## WRITTEN TASK
Find the lines of data that contain the string "fausses", then list them.

··· RECORD SET

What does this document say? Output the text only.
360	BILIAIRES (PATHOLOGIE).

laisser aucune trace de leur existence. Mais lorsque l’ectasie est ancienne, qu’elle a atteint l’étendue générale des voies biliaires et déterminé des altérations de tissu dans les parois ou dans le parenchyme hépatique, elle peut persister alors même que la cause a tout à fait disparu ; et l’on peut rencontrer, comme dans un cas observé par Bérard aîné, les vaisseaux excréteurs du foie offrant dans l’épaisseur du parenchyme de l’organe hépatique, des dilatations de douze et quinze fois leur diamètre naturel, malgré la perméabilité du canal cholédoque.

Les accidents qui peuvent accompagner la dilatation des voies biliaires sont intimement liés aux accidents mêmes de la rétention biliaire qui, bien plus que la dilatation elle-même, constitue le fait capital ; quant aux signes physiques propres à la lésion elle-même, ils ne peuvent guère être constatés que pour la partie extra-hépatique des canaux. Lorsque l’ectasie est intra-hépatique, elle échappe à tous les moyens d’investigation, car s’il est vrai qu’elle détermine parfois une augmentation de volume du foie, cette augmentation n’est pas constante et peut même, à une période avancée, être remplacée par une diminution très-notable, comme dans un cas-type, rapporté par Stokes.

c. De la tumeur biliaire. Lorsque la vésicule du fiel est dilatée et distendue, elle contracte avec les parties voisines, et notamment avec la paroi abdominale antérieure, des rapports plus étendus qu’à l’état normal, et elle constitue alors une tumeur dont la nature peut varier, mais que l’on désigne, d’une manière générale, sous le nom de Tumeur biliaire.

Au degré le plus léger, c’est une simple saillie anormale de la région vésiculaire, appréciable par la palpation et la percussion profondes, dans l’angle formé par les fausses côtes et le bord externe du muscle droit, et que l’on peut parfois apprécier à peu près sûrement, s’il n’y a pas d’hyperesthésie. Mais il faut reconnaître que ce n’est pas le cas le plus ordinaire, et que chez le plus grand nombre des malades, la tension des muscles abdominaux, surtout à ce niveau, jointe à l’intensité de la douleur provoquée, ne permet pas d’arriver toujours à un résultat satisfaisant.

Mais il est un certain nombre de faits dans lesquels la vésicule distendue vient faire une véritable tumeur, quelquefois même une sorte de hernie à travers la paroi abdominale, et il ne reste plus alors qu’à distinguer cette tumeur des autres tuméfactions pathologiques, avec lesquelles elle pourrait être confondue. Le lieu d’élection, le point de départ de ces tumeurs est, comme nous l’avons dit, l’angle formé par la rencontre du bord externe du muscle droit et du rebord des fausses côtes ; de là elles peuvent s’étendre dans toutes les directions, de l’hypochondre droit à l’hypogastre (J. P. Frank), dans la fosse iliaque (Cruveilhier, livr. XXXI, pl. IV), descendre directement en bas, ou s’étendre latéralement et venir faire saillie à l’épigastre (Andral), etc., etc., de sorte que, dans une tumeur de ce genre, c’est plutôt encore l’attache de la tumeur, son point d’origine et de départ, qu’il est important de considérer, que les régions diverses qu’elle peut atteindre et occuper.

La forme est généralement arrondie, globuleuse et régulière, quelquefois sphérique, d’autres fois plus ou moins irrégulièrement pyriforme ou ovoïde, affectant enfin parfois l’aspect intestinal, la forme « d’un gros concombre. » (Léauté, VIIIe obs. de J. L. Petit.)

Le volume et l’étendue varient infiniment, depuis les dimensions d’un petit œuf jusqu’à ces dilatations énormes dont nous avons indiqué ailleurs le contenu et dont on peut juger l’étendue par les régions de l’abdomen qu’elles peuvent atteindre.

······

## SOLUTION FOR THIS PROBLEM
Au degré le plus léger, c’est une simple saillie anormale de la région vésiculaire, appréciable par la palpation et la percussion profondes, dans l’angle formé par les fausses côtes et le bord externe du muscle droit, et que l’on peut parfois apprécier à peu près sûrement, s’il n’y a pas d’hyperesthésie. Mais il faut reconnaître que ce n’est pas le cas le plus ordinaire, et que chez le plus grand nombre des malades, la tension des muscles abdominaux, surtout à ce niveau, jointe à l’intensité de la douleur provoquée, ne permet pas d’arriver toujours à un résultat satisfaisant.
Mais il est un certain nombre de faits dans lesquels la vésicule distendue vient faire une véritable tumeur, quelquefois même une sorte de hernie à travers la paroi abdominale, et il ne reste plus alors qu’à distinguer cette tumeur des autres tuméfactions pathologiques, avec lesquelles elle pourrait être confondue. Le lieu d’élection, le point de départ de ces tumeurs est, comme nous l’avons dit, l’angle formé par la rencontre du bord externe du muscle droit et du rebord des fausses côtes ; de là elles peuvent s’étendre dans toutes les directions, de l’hypochondre droit à l’hypogastre (J. P. Frank), dans la fosse iliaque (Cruveilhier, livr. XXXI, pl. IV), descendre directement en bas, ou s’étendre latéralement et venir faire saillie à l’épigastre (Andral), etc., etc., de sorte que, dans une tumeur de ce genre, c’est plutôt encore l’attache de la tumeur, son point d’origine et de départ, qu’il est important de considérer, que les régions diverses qu’elle peut atteindre et occuper.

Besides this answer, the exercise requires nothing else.